Exercise aim:
Write out the records again, exactly, leaving none out.

Dataset items
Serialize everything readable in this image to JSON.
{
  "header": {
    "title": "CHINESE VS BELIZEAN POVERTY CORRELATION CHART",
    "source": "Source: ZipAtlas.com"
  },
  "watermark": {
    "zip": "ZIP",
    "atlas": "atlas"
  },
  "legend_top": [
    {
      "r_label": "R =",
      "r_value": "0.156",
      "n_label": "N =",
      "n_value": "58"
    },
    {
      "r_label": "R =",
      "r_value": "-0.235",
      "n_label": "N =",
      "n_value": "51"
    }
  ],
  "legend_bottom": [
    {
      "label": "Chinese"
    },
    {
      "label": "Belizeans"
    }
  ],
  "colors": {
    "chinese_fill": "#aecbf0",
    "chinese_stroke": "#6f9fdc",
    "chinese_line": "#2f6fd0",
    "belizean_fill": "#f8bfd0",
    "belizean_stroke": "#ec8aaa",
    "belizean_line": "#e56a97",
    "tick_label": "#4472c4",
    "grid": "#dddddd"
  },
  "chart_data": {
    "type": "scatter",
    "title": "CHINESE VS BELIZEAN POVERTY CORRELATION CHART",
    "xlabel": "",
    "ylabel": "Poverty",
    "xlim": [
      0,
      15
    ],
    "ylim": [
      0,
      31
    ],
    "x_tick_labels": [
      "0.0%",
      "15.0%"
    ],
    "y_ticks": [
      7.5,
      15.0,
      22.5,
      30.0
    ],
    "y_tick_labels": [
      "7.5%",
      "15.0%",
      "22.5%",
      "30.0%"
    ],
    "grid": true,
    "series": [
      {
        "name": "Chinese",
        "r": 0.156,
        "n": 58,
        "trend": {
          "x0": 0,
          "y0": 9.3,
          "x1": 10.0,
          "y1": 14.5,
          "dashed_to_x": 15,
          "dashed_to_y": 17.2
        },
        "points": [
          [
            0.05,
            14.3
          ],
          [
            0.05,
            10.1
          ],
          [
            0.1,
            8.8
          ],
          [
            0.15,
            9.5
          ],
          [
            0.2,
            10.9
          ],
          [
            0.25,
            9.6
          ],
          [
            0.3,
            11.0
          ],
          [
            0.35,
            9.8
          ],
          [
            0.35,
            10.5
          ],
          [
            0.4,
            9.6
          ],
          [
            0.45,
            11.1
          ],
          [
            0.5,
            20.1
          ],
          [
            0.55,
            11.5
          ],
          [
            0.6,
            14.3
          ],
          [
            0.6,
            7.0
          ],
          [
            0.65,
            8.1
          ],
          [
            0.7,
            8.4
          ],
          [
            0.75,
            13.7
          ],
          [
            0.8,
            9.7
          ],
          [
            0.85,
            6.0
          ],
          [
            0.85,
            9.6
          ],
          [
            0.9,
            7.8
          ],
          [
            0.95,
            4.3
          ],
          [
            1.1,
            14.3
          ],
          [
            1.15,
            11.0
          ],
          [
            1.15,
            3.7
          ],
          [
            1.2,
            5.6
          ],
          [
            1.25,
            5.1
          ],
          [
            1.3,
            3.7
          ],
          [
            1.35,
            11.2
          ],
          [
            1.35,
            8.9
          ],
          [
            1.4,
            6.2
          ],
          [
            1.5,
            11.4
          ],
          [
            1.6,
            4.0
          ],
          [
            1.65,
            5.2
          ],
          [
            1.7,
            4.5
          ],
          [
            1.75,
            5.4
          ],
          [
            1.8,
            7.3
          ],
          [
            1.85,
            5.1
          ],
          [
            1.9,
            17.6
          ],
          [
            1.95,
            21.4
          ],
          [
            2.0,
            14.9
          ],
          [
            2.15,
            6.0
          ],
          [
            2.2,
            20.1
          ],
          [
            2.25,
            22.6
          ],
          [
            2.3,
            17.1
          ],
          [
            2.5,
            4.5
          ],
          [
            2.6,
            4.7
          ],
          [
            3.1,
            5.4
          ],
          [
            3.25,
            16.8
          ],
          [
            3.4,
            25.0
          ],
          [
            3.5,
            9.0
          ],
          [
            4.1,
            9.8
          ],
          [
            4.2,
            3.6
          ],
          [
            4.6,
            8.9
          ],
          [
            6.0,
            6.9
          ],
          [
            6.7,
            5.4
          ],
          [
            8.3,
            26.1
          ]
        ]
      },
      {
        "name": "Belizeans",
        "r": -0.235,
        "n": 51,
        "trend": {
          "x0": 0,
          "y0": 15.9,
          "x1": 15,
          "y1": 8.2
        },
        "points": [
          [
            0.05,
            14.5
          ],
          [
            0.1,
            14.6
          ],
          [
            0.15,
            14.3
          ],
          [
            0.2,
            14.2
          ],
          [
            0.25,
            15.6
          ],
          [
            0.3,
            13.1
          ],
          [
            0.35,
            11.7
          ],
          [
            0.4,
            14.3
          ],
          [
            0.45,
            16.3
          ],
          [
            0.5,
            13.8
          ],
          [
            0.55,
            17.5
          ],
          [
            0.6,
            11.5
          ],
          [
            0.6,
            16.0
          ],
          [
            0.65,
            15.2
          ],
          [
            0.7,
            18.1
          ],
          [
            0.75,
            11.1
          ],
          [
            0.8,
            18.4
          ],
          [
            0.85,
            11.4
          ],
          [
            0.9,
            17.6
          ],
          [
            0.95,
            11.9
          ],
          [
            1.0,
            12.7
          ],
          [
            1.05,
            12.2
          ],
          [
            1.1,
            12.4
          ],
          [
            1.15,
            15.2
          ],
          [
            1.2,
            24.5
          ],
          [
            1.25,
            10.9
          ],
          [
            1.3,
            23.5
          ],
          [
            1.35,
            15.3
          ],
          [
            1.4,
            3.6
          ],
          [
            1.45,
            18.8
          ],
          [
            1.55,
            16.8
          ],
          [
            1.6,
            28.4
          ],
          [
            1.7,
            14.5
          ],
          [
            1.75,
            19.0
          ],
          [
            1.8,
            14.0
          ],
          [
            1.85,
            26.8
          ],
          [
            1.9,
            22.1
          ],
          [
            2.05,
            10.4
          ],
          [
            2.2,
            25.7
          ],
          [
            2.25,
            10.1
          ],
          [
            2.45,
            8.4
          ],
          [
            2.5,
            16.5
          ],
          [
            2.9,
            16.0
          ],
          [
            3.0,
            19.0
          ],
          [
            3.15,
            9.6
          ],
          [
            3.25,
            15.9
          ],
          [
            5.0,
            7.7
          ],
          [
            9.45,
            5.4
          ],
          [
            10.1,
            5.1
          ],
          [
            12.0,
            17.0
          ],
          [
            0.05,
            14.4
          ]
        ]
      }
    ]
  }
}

Task output:
Serialize everything readable in this image to JSON.
{
  "header": {
    "title": "CHINESE VS BELIZEAN POVERTY CORRELATION CHART",
    "source": "Source: ZipAtlas.com"
  },
  "watermark": {
    "zip": "ZIP",
    "atlas": "atlas"
  },
  "legend_top": [
    {
      "r_label": "R =",
      "r_value": "0.156",
      "n_label": "N =",
      "n_value": "58"
    },
    {
      "r_label": "R =",
      "r_value": "-0.235",
      "n_label": "N =",
      "n_value": "51"
    }
  ],
  "legend_bottom": [
    {
      "label": "Chinese"
    },
    {
      "label": "Belizeans"
    }
  ],
  "colors": {
    "chinese_fill": "#aecbf0",
    "chinese_stroke": "#6f9fdc",
    "chinese_line": "#2f6fd0",
    "belizean_fill": "#f8bfd0",
    "belizean_stroke": "#ec8aaa",
    "belizean_line": "#e56a97",
    "tick_label": "#4472c4",
    "grid": "#dddddd"
  },
  "chart_data": {
    "type": "scatter",
    "title": "CHINESE VS BELIZEAN POVERTY CORRELATION CHART",
    "xlabel": "",
    "ylabel": "Poverty",
    "xlim": [
      0,
      15
    ],
    "ylim": [
      0,
      31
    ],
    "x_tick_labels": [
      "0.0%",
      "15.0%"
    ],
    "y_ticks": [
      7.5,
      15.0,
      22.5,
      30.0
    ],
    "y_tick_labels": [
      "7.5%",
      "15.0%",
      "22.5%",
      "30.0%"
    ],
    "grid": true,
    "series": [
      {
        "name": "Chinese",
        "r": 0.156,
        "n": 58,
        "trend": {
          "x0": 0,
          "y0": 9.3,
          "x1": 10.0,
          "y1": 14.5,
          "dashed_to_x": 15,
          "dashed_to_y": 17.2
        },
        "points": [
          [
            0.05,
            14.3
          ],
          [
            0.05,
            10.1
          ],
          [
            0.1,
            8.8
          ],
          [
            0.15,
            9.5
          ],
          [
            0.2,
            10.9
          ],
          [
            0.25,
            9.6
          ],
          [
            0.3,
            11.0
          ],
          [
            0.35,
            9.8
          ],
          [
            0.35,
            10.5
          ],
          [
            0.4,
            9.6
          ],
          [
            0.45,
            11.1
          ],
          [
            0.5,
            20.1
          ],
          [
            0.55,
            11.5
          ],
          [
            0.6,
            14.3
          ],
          [
            0.6,
            7.0
          ],
          [
            0.65,
            8.1
          ],
          [
            0.7,
            8.4
          ],
          [
            0.75,
            13.7
          ],
          [
            0.8,
            9.7
          ],
          [
            0.85,
            6.0
          ],
          [
            0.85,
            9.6
          ],
          [
            0.9,
            7.8
          ],
          [
            0.95,
            4.3
          ],
          [
            1.1,
            14.3
          ],
          [
            1.15,
            11.0
          ],
          [
            1.15,
            3.7
          ],
          [
            1.2,
            5.6
          ],
          [
            1.25,
            5.1
          ],
          [
            1.3,
            3.7
          ],
          [
            1.35,
            11.2
          ],
          [
            1.35,
            8.9
          ],
          [
            1.4,
            6.2
          ],
          [
            1.5,
            11.4
          ],
          [
            1.6,
            4.0
          ],
          [
            1.65,
            5.2
          ],
          [
            1.7,
            4.5
          ],
          [
            1.75,
            5.4
          ],
          [
            1.8,
            7.3
          ],
          [
            1.85,
            5.1
          ],
          [
            1.9,
            17.6
          ],
          [
            1.95,
            21.4
          ],
          [
            2.0,
            14.9
          ],
          [
            2.15,
            6.0
          ],
          [
            2.2,
            20.1
          ],
          [
            2.25,
            22.6
          ],
          [
            2.3,
            17.1
          ],
          [
            2.5,
            4.5
          ],
          [
            2.6,
            4.7
          ],
          [
            3.1,
            5.4
          ],
          [
            3.25,
            16.8
          ],
          [
            3.4,
            25.0
          ],
          [
            3.5,
            9.0
          ],
          [
            4.1,
            9.8
          ],
          [
            4.2,
            3.6
          ],
          [
            4.6,
            8.9
          ],
          [
            6.0,
            6.9
          ],
          [
            6.7,
            5.4
          ],
          [
            8.3,
            26.1
          ]
        ]
      },
      {
        "name": "Belizeans",
        "r": -0.235,
        "n": 51,
        "trend": {
          "x0": 0,
          "y0": 15.9,
          "x1": 15,
          "y1": 8.2
        },
        "points": [
          [
            0.05,
            14.5
          ],
          [
            0.1,
            14.6
          ],
          [
            0.15,
            14.3
          ],
          [
            0.2,
            14.2
          ],
          [
            0.25,
            15.6
          ],
          [
            0.3,
            13.1
          ],
          [
            0.35,
            11.7
          ],
          [
            0.4,
            14.3
          ],
          [
            0.45,
            16.3
          ],
          [
            0.5,
            13.8
          ],
          [
            0.55,
            17.5
          ],
          [
            0.6,
            11.5
          ],
          [
            0.6,
            16.0
          ],
          [
            0.65,
            15.2
          ],
          [
            0.7,
            18.1
          ],
          [
            0.75,
            11.1
          ],
          [
            0.8,
            18.4
          ],
          [
            0.85,
            11.4
          ],
          [
            0.9,
            17.6
          ],
          [
            0.95,
            11.9
          ],
          [
            1.0,
            12.7
          ],
          [
            1.05,
            12.2
          ],
          [
            1.1,
            12.4
          ],
          [
            1.15,
            15.2
          ],
          [
            1.2,
            24.5
          ],
          [
            1.25,
            10.9
          ],
          [
            1.3,
            23.5
          ],
          [
            1.35,
            15.3
          ],
          [
            1.4,
            3.6
          ],
          [
            1.45,
            18.8
          ],
          [
            1.55,
            16.8
          ],
          [
            1.6,
            28.4
          ],
          [
            1.7,
            14.5
          ],
          [
            1.75,
            19.0
          ],
          [
            1.8,
            14.0
          ],
          [
            1.85,
            26.8
          ],
          [
            1.9,
            22.1
          ],
          [
            2.05,
            10.4
          ],
          [
            2.2,
            25.7
          ],
          [
            2.25,
            10.1
          ],
          [
            2.45,
            8.4
          ],
          [
            2.5,
            16.5
          ],
          [
            2.9,
            16.0
          ],
          [
            3.0,
            19.0
          ],
          [
            3.15,
            9.6
          ],
          [
            3.25,
            15.9
          ],
          [
            5.0,
            7.7
          ],
          [
            9.45,
            5.4
          ],
          [
            10.1,
            5.1
          ],
          [
            12.0,
            17.0
          ],
          [
            0.05,
            14.4
          ]
        ]
      }
    ]
  }
}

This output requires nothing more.